SHORT EXERCISE:
From the listing that follows, extract every line and set it down unaltered.

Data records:
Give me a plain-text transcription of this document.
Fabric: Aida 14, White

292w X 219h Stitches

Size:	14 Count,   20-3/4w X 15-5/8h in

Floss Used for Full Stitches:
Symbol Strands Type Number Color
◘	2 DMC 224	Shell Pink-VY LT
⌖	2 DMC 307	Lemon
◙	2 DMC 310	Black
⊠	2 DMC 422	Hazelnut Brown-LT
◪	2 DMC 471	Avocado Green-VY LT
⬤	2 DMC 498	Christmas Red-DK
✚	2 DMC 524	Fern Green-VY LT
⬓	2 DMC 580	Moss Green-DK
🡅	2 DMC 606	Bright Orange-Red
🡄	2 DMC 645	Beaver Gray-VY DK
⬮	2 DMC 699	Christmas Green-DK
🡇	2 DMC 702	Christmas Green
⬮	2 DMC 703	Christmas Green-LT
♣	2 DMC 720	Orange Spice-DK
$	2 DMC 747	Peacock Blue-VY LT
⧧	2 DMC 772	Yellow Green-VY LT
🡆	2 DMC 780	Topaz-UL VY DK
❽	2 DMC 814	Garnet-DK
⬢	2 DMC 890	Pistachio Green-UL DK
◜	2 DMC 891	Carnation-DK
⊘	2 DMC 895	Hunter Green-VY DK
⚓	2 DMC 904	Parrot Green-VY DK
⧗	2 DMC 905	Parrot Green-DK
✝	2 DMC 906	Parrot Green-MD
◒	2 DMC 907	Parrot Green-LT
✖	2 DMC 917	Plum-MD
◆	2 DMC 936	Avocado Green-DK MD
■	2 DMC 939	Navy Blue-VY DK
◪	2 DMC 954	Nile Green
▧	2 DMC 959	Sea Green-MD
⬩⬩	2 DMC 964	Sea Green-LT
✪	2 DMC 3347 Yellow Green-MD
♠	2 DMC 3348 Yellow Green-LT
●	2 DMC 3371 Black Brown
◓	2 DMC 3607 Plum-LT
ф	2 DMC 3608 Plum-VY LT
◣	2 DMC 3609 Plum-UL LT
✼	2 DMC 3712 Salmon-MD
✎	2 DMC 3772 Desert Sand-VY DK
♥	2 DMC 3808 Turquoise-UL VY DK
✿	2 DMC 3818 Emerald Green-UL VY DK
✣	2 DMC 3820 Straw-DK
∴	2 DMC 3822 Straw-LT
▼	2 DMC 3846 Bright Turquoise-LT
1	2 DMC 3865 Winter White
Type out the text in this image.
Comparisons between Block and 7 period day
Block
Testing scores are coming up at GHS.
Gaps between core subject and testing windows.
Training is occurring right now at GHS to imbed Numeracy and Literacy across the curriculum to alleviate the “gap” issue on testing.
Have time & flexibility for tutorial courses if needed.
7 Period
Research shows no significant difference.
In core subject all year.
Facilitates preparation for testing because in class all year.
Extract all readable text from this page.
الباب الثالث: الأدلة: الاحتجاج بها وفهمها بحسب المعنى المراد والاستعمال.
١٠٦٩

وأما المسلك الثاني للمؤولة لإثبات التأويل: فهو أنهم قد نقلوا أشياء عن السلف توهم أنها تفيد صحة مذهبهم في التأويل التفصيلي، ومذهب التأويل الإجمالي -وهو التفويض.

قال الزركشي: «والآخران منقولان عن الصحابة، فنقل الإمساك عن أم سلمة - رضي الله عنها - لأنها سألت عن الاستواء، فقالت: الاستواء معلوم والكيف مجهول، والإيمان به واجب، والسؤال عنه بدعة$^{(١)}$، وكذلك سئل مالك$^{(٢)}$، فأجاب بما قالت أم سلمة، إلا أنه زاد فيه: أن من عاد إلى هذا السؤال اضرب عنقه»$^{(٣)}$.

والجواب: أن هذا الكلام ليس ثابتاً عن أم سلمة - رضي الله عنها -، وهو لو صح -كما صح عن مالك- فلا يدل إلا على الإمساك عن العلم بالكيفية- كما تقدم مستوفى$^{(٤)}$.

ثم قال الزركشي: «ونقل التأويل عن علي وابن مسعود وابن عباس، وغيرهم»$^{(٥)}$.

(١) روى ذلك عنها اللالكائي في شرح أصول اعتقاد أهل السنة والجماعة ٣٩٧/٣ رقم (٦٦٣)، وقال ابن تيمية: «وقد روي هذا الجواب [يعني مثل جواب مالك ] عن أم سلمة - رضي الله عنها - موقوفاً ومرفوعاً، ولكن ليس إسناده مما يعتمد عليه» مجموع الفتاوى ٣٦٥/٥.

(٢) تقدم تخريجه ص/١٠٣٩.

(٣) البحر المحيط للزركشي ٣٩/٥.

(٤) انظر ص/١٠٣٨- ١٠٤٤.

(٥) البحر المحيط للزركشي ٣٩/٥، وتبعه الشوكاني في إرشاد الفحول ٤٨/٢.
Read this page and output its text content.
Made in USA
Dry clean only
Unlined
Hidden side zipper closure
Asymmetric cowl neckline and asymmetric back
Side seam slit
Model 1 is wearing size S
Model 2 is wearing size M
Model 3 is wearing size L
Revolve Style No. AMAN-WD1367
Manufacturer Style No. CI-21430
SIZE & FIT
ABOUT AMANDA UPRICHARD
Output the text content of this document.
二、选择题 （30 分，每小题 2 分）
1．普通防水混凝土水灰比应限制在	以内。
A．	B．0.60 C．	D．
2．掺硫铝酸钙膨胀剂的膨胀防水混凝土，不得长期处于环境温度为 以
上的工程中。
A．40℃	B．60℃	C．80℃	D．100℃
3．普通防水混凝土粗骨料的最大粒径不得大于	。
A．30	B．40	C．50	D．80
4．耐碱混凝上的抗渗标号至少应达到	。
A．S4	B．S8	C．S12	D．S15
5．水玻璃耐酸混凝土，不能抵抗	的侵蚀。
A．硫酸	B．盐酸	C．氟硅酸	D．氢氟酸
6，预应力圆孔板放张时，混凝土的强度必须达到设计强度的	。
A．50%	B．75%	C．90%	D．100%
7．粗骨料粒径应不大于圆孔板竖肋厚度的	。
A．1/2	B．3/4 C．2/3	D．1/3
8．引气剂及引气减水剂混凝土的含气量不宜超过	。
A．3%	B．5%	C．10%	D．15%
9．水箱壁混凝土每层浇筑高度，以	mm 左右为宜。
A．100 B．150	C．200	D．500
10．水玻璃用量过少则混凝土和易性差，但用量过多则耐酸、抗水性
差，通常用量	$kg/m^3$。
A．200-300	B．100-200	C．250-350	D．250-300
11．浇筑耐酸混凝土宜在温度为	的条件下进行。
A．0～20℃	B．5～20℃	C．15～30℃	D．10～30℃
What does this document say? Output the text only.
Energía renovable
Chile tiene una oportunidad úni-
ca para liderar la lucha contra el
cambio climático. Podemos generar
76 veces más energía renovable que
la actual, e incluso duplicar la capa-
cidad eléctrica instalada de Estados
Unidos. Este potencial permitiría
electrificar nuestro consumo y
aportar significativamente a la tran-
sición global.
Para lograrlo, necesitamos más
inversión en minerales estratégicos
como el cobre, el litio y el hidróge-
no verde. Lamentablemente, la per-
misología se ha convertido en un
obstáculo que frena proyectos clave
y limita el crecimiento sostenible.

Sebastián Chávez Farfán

COMPLETED TASK:
Give me a plain-text transcription of this document.
Fabric: Aida 14, White

292w X 219h Stitches

Size:	14 Count,   20-3/4w X 15-5/8h in

Floss Used for Full Stitches:
Symbol Strands Type Number Color
◘	2 DMC 224	Shell Pink-VY LT
⌖	2 DMC 307	Lemon
◙	2 DMC 310	Black
⊠	2 DMC 422	Hazelnut Brown-LT
◪	2 DMC 471	Avocado Green-VY LT
⬤	2 DMC 498	Christmas Red-DK
✚	2 DMC 524	Fern Green-VY LT
⬓	2 DMC 580	Moss Green-DK
🡅	2 DMC 606	Bright Orange-Red
🡄	2 DMC 645	Beaver Gray-VY DK
⬮	2 DMC 699	Christmas Green-DK
🡇	2 DMC 702	Christmas Green
⬮	2 DMC 703	Christmas Green-LT
♣	2 DMC 720	Orange Spice-DK
$	2 DMC 747	Peacock Blue-VY LT
⧧	2 DMC 772	Yellow Green-VY LT
🡆	2 DMC 780	Topaz-UL VY DK
❽	2 DMC 814	Garnet-DK
⬢	2 DMC 890	Pistachio Green-UL DK
◜	2 DMC 891	Carnation-DK
⊘	2 DMC 895	Hunter Green-VY DK
⚓	2 DMC 904	Parrot Green-VY DK
⧗	2 DMC 905	Parrot Green-DK
✝	2 DMC 906	Parrot Green-MD
◒	2 DMC 907	Parrot Green-LT
✖	2 DMC 917	Plum-MD
◆	2 DMC 936	Avocado Green-DK MD
■	2 DMC 939	Navy Blue-VY DK
◪	2 DMC 954	Nile Green
▧	2 DMC 959	Sea Green-MD
⬩⬩	2 DMC 964	Sea Green-LT
✪	2 DMC 3347 Yellow Green-MD
♠	2 DMC 3348 Yellow Green-LT
●	2 DMC 3371 Black Brown
◓	2 DMC 3607 Plum-LT
ф	2 DMC 3608 Plum-VY LT
◣	2 DMC 3609 Plum-UL LT
✼	2 DMC 3712 Salmon-MD
✎	2 DMC 3772 Desert Sand-VY DK
♥	2 DMC 3808 Turquoise-UL VY DK
✿	2 DMC 3818 Emerald Green-UL VY DK
✣	2 DMC 3820 Straw-DK
∴	2 DMC 3822 Straw-LT
▼	2 DMC 3846 Bright Turquoise-LT
1	2 DMC 3865 Winter White
Type out the text in this image.
Comparisons between Block and 7 period day
Block
Testing scores are coming up at GHS.
Gaps between core subject and testing windows.
Training is occurring right now at GHS to imbed Numeracy and Literacy across the curriculum to alleviate the “gap” issue on testing.
Have time & flexibility for tutorial courses if needed.
7 Period
Research shows no significant difference.
In core subject all year.
Facilitates preparation for testing because in class all year.
Extract all readable text from this page.
الباب الثالث: الأدلة: الاحتجاج بها وفهمها بحسب المعنى المراد والاستعمال.
١٠٦٩

وأما المسلك الثاني للمؤولة لإثبات التأويل: فهو أنهم قد نقلوا أشياء عن السلف توهم أنها تفيد صحة مذهبهم في التأويل التفصيلي، ومذهب التأويل الإجمالي -وهو التفويض.

قال الزركشي: «والآخران منقولان عن الصحابة، فنقل الإمساك عن أم سلمة - رضي الله عنها - لأنها سألت عن الاستواء، فقالت: الاستواء معلوم والكيف مجهول، والإيمان به واجب، والسؤال عنه بدعة$^{(١)}$، وكذلك سئل مالك$^{(٢)}$، فأجاب بما قالت أم سلمة، إلا أنه زاد فيه: أن من عاد إلى هذا السؤال اضرب عنقه»$^{(٣)}$.

والجواب: أن هذا الكلام ليس ثابتاً عن أم سلمة - رضي الله عنها -، وهو لو صح -كما صح عن مالك- فلا يدل إلا على الإمساك عن العلم بالكيفية- كما تقدم مستوفى$^{(٤)}$.

ثم قال الزركشي: «ونقل التأويل عن علي وابن مسعود وابن عباس، وغيرهم»$^{(٥)}$.

(١) روى ذلك عنها اللالكائي في شرح أصول اعتقاد أهل السنة والجماعة ٣٩٧/٣ رقم (٦٦٣)، وقال ابن تيمية: «وقد روي هذا الجواب [يعني مثل جواب مالك ] عن أم سلمة - رضي الله عنها - موقوفاً ومرفوعاً، ولكن ليس إسناده مما يعتمد عليه» مجموع الفتاوى ٣٦٥/٥.

(٢) تقدم تخريجه ص/١٠٣٩.

(٣) البحر المحيط للزركشي ٣٩/٥.

(٤) انظر ص/١٠٣٨- ١٠٤٤.

(٥) البحر المحيط للزركشي ٣٩/٥، وتبعه الشوكاني في إرشاد الفحول ٤٨/٢.
Read this page and output its text content.
Made in USA
Dry clean only
Unlined
Hidden side zipper closure
Asymmetric cowl neckline and asymmetric back
Side seam slit
Model 1 is wearing size S
Model 2 is wearing size M
Model 3 is wearing size L
Revolve Style No. AMAN-WD1367
Manufacturer Style No. CI-21430
SIZE & FIT
ABOUT AMANDA UPRICHARD
Output the text content of this document.
二、选择题 （30 分，每小题 2 分）
1．普通防水混凝土水灰比应限制在	以内。
A．	B．0.60 C．	D．
2．掺硫铝酸钙膨胀剂的膨胀防水混凝土，不得长期处于环境温度为 以
上的工程中。
A．40℃	B．60℃	C．80℃	D．100℃
3．普通防水混凝土粗骨料的最大粒径不得大于	。
A．30	B．40	C．50	D．80
4．耐碱混凝上的抗渗标号至少应达到	。
A．S4	B．S8	C．S12	D．S15
5．水玻璃耐酸混凝土，不能抵抗	的侵蚀。
A．硫酸	B．盐酸	C．氟硅酸	D．氢氟酸
6，预应力圆孔板放张时，混凝土的强度必须达到设计强度的	。
A．50%	B．75%	C．90%	D．100%
7．粗骨料粒径应不大于圆孔板竖肋厚度的	。
A．1/2	B．3/4 C．2/3	D．1/3
8．引气剂及引气减水剂混凝土的含气量不宜超过	。
A．3%	B．5%	C．10%	D．15%
9．水箱壁混凝土每层浇筑高度，以	mm 左右为宜。
A．100 B．150	C．200	D．500
10．水玻璃用量过少则混凝土和易性差，但用量过多则耐酸、抗水性
差，通常用量	$kg/m^3$。
A．200-300	B．100-200	C．250-350	D．250-300
11．浇筑耐酸混凝土宜在温度为	的条件下进行。
A．0～20℃	B．5～20℃	C．15～30℃	D．10～30℃
What does this document say? Output the text only.
Energía renovable
Chile tiene una oportunidad úni-
ca para liderar la lucha contra el
cambio climático. Podemos generar
76 veces más energía renovable que
la actual, e incluso duplicar la capa-
cidad eléctrica instalada de Estados
Unidos. Este potencial permitiría
electrificar nuestro consumo y
aportar significativamente a la tran-
sición global.
Para lograrlo, necesitamos más
inversión en minerales estratégicos
como el cobre, el litio y el hidróge-
no verde. Lamentablemente, la per-
misología se ha convertido en un
obstáculo que frena proyectos clave
y limita el crecimiento sostenible.

Sebastián Chávez Farfán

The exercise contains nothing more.